Given task. Transcribe all of the records precisely as they are presented.

------------------------------------------------------------

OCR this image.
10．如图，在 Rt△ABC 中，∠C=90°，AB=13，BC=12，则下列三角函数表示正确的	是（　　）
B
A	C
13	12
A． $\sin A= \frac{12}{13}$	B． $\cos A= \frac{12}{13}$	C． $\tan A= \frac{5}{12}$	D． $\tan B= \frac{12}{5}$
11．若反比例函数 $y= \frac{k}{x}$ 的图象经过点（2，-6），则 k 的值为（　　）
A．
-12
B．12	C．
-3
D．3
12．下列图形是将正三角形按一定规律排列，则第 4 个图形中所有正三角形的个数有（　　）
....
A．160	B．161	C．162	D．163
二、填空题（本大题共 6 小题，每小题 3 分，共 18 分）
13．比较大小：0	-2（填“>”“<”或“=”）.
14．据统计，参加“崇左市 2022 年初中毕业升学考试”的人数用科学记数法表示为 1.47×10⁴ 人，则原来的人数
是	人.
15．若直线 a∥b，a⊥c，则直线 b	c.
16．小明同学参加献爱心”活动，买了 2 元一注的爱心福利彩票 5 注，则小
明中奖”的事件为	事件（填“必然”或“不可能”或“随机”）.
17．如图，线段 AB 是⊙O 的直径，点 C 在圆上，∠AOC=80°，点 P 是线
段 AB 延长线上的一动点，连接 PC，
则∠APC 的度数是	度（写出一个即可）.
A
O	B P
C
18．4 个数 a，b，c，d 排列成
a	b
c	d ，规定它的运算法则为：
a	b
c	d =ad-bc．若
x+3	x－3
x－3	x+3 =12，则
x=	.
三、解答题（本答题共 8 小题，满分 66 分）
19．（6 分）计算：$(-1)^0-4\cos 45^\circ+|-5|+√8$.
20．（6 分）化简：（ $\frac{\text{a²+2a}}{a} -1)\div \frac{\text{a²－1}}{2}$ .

------------------------------------------------------------

Answer in full.
OCR this image.
10．如图，在 Rt△ABC 中，∠C=90°，AB=13，BC=12，则下列三角函数表示正确的	是（　　）
B
A	C
13	12
A． $\sin A= \frac{12}{13}$	B． $\cos A= \frac{12}{13}$	C． $\tan A= \frac{5}{12}$	D． $\tan B= \frac{12}{5}$
11．若反比例函数 $y= \frac{k}{x}$ 的图象经过点（2，-6），则 k 的值为（　　）
A．
-12
B．12	C．
-3
D．3
12．下列图形是将正三角形按一定规律排列，则第 4 个图形中所有正三角形的个数有（　　）
....
A．160	B．161	C．162	D．163
二、填空题（本大题共 6 小题，每小题 3 分，共 18 分）
13．比较大小：0	-2（填“>”“<”或“=”）.
14．据统计，参加“崇左市 2022 年初中毕业升学考试”的人数用科学记数法表示为 1.47×10⁴ 人，则原来的人数
是	人.
15．若直线 a∥b，a⊥c，则直线 b	c.
16．小明同学参加献爱心”活动，买了 2 元一注的爱心福利彩票 5 注，则小
明中奖”的事件为	事件（填“必然”或“不可能”或“随机”）.
17．如图，线段 AB 是⊙O 的直径，点 C 在圆上，∠AOC=80°，点 P 是线
段 AB 延长线上的一动点，连接 PC，
则∠APC 的度数是	度（写出一个即可）.
A
O	B P
C
18．4 个数 a，b，c，d 排列成
a	b
c	d ，规定它的运算法则为：
a	b
c	d =ad-bc．若
x+3	x－3
x－3	x+3 =12，则
x=	.
三、解答题（本答题共 8 小题，满分 66 分）
19．（6 分）计算：$(-1)^0-4\cos 45^\circ+|-5|+√8$.
20．（6 分）化简：（ $\frac{\text{a²+2a}}{a} -1)\div \frac{\text{a²－1}}{2}$ .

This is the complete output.